■ AIM ■
Which lines in the records below contain the word "color"? Copy each of them.

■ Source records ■
==*==

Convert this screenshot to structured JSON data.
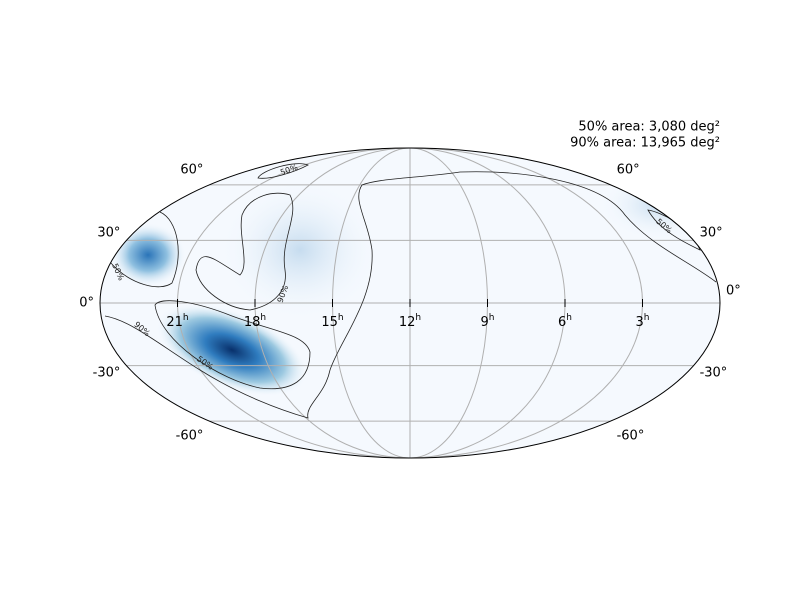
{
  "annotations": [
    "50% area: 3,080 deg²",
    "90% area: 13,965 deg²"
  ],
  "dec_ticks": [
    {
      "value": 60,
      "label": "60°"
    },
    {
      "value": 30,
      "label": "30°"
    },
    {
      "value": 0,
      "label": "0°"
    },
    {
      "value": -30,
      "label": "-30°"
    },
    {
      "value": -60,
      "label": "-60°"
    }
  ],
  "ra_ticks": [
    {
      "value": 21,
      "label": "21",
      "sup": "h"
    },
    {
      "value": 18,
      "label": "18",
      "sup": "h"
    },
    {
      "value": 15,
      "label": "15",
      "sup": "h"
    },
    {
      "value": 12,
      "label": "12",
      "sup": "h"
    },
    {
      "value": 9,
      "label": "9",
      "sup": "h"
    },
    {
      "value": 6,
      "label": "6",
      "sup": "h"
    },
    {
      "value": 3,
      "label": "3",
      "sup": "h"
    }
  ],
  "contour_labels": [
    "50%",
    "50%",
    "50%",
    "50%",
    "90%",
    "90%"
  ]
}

==*==

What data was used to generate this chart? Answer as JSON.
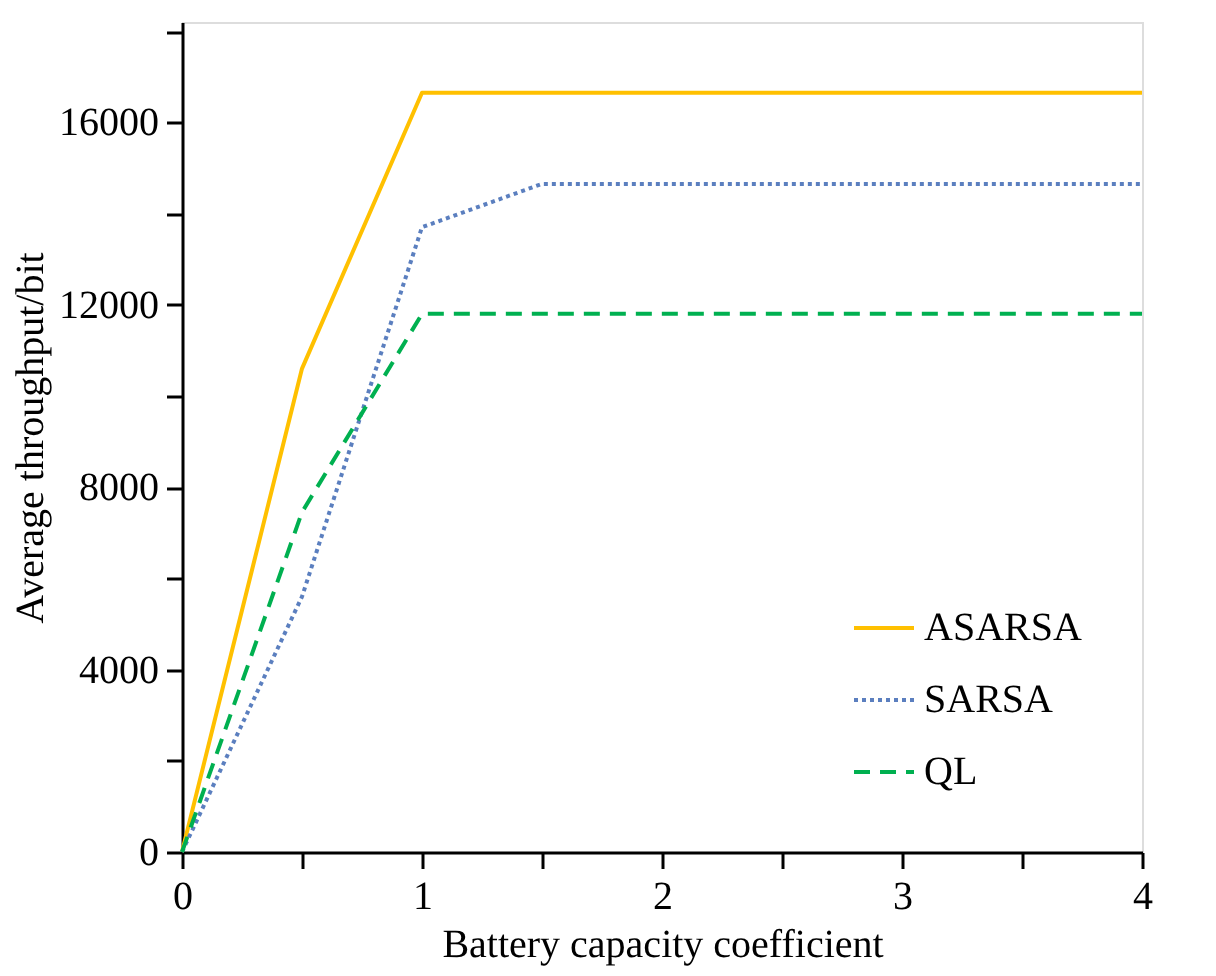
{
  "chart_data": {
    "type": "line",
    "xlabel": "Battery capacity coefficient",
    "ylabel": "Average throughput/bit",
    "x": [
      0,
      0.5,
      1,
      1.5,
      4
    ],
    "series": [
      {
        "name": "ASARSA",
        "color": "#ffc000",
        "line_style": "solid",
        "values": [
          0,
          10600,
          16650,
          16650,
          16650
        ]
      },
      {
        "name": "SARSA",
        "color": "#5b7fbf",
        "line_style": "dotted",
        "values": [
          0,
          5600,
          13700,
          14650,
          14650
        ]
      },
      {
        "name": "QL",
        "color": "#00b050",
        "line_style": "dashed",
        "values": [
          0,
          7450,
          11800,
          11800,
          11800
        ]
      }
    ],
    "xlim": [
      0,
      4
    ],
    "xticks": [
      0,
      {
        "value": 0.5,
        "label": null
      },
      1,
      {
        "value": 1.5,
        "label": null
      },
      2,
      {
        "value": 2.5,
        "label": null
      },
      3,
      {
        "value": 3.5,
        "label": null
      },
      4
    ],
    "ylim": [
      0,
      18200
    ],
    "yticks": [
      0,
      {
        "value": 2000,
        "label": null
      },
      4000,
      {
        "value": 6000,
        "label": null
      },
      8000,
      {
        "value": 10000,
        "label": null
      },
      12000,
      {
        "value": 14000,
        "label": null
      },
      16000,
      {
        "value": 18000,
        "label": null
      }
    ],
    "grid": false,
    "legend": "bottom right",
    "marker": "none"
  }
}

==*==

■ REPLY TO THE EXERCISE ■
        "color": "#ffc000",
        "color": "#5b7fbf",
        "color": "#00b050",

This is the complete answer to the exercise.